_O QUE FAZER_
Reescreve o trecho do texto sobre a Yupido que começa em "O Observador apurou" e segue até "à nossa descrição.", trocando "apartamento" por "escritório".
*** EXCERTO DO TEXTO
A história multimilionária da Yupido começou a invadir o Twitter na terça-feira, depois de um professor da Universidade do Minho ter descoberto que o valor do capital social da empresa atingia 28,8 mil milhões de euros. Mas o estranho caso da Yupido — que tem duas vezes o capital social da Galp ou 15 vezes o da Sonae — começa a 20 de julho de 2015, quando Cláudia Sofia Pereira Alves, Torcato André Jorge Claridade da Silva, Filipe Antunes Besugo e os advogados da Pares Advogados Tiago André Rodrigues Gama e Sofia Cristina Asseiceiro Marques Ferreira constituem a Yupido S.A.

Capital inicial: 243 milhões de euros. Sede jurídica: Rua Tomás da Fonseca, Torre G.1, 1º andar, em São Domingos de Benfica, mas não há lá ninguém a trabalhar. Esta morada corresponde a um escritório virtual das Torres de Lisboa, onde estão sediadas várias empresas.

O Observador apurou que algumas das reuniões de trabalho que os fundadores da Yupido tinham com pessoas externas à empresa aconteciam num apartamento na zona de Telheiras. Dirigimo-nos para lá. Quando chegámos à morada indicada por fonte próxima dos fundadores — um prédio onde constam apenas quatro espaços para escritórios — questionámos um dos vizinhos sobre qual era a porta da Yupido, explicámos que se tratava de uma empresa de consultoria formada por jovens e que éramos jornalistas do Observador. Só havia duas portas que não tinham indicação do nome da empresa e a vizinha apontou, de imediato, para aquela que correspondia à nossa descrição.
******
*** LINHAS LISTADAS
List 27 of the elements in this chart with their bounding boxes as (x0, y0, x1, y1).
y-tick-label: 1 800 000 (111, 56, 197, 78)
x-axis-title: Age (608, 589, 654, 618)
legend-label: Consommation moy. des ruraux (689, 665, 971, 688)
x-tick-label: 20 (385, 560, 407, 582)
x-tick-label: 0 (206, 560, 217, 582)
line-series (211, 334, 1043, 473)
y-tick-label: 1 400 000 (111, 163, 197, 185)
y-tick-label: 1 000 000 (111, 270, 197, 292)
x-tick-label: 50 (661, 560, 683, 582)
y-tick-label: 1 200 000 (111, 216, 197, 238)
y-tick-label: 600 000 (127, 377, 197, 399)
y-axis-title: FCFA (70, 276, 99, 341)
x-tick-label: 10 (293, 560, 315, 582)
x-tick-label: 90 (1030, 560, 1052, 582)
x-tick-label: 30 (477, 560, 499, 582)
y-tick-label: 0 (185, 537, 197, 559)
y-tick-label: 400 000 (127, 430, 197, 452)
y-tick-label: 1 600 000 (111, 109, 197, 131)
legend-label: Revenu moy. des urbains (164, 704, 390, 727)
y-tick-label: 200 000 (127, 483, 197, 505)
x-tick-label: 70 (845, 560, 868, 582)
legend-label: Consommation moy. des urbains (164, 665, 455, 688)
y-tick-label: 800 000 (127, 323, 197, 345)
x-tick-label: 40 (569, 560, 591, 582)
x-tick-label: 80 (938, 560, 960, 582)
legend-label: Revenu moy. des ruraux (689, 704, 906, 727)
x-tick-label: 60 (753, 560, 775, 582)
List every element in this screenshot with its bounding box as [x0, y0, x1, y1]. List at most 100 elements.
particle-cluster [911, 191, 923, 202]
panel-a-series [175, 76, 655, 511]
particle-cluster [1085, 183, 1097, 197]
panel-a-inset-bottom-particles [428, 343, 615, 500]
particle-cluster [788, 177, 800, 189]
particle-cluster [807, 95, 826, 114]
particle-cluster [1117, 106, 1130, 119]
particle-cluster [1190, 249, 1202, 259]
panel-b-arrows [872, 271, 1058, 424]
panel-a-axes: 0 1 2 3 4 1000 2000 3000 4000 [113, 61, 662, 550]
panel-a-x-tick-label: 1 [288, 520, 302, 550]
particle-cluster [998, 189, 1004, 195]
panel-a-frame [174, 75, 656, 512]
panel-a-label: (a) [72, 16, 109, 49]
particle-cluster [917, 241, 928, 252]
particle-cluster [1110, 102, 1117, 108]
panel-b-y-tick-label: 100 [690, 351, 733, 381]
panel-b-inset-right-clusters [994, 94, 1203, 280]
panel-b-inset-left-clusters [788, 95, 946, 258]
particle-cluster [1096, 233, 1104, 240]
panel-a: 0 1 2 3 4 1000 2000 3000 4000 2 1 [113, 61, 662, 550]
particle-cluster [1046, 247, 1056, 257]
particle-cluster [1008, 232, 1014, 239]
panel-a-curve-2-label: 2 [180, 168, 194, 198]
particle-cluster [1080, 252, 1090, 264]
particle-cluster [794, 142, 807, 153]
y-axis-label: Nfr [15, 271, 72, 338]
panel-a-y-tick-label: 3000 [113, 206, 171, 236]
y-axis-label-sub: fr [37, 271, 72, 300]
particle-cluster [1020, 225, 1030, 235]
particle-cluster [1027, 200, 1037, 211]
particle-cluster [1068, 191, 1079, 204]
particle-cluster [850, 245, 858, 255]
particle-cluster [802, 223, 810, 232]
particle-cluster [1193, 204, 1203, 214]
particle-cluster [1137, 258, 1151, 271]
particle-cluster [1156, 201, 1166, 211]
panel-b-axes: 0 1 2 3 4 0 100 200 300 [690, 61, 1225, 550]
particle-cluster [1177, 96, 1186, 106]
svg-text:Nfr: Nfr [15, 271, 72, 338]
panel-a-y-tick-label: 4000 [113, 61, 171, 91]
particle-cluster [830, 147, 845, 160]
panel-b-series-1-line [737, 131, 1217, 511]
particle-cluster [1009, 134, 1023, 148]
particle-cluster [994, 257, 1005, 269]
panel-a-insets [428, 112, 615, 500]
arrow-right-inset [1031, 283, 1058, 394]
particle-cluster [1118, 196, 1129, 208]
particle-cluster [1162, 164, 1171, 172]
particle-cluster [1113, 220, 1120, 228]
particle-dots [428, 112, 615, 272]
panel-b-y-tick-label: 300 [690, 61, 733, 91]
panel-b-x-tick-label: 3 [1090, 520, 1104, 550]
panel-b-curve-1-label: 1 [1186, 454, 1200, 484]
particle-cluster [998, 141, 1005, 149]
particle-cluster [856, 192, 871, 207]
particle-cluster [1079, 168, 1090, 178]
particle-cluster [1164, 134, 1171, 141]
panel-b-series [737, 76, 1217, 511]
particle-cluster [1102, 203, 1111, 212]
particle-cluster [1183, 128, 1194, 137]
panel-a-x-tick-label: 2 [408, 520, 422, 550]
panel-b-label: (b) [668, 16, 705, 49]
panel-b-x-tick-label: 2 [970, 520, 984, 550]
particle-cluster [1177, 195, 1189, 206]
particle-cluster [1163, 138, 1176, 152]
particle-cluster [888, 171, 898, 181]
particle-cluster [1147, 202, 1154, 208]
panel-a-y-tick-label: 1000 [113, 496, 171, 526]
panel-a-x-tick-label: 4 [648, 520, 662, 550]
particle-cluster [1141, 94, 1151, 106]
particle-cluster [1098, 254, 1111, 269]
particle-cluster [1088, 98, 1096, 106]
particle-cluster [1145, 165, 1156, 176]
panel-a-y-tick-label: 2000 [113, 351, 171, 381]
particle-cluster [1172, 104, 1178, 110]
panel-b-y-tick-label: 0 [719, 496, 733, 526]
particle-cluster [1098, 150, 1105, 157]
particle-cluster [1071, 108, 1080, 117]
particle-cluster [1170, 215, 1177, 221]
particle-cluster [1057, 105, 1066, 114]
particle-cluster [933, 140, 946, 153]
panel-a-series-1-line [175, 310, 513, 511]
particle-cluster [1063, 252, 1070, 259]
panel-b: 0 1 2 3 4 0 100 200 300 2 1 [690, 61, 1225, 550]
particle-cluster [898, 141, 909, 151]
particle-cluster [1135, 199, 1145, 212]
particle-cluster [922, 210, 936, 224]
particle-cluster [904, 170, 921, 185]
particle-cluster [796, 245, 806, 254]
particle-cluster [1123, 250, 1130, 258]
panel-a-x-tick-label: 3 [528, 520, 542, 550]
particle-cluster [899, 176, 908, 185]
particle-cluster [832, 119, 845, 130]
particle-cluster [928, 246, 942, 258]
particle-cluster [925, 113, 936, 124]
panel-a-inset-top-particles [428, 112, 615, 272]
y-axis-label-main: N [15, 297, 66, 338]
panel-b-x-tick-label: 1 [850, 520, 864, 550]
******
_RESPOSTA_
O Observador apurou que algumas das reuniões de trabalho que os fundadores da Yupido tinham com pessoas externas à empresa aconteciam num escritório na zona de Telheiras. Dirigimo-nos para lá. Quando chegámos à morada indicada por fonte próxima dos fundadores — um prédio onde constam apenas quatro espaços para escritórios — questionámos um dos vizinhos sobre qual era a porta da Yupido, explicámos que se tratava de uma empresa de consultoria formada por jovens e que éramos jornalistas do Observador. Só havia duas portas que não tinham indicação do nome da empresa e a vizinha apontou, de imediato, para aquela que correspondia à nossa descrição.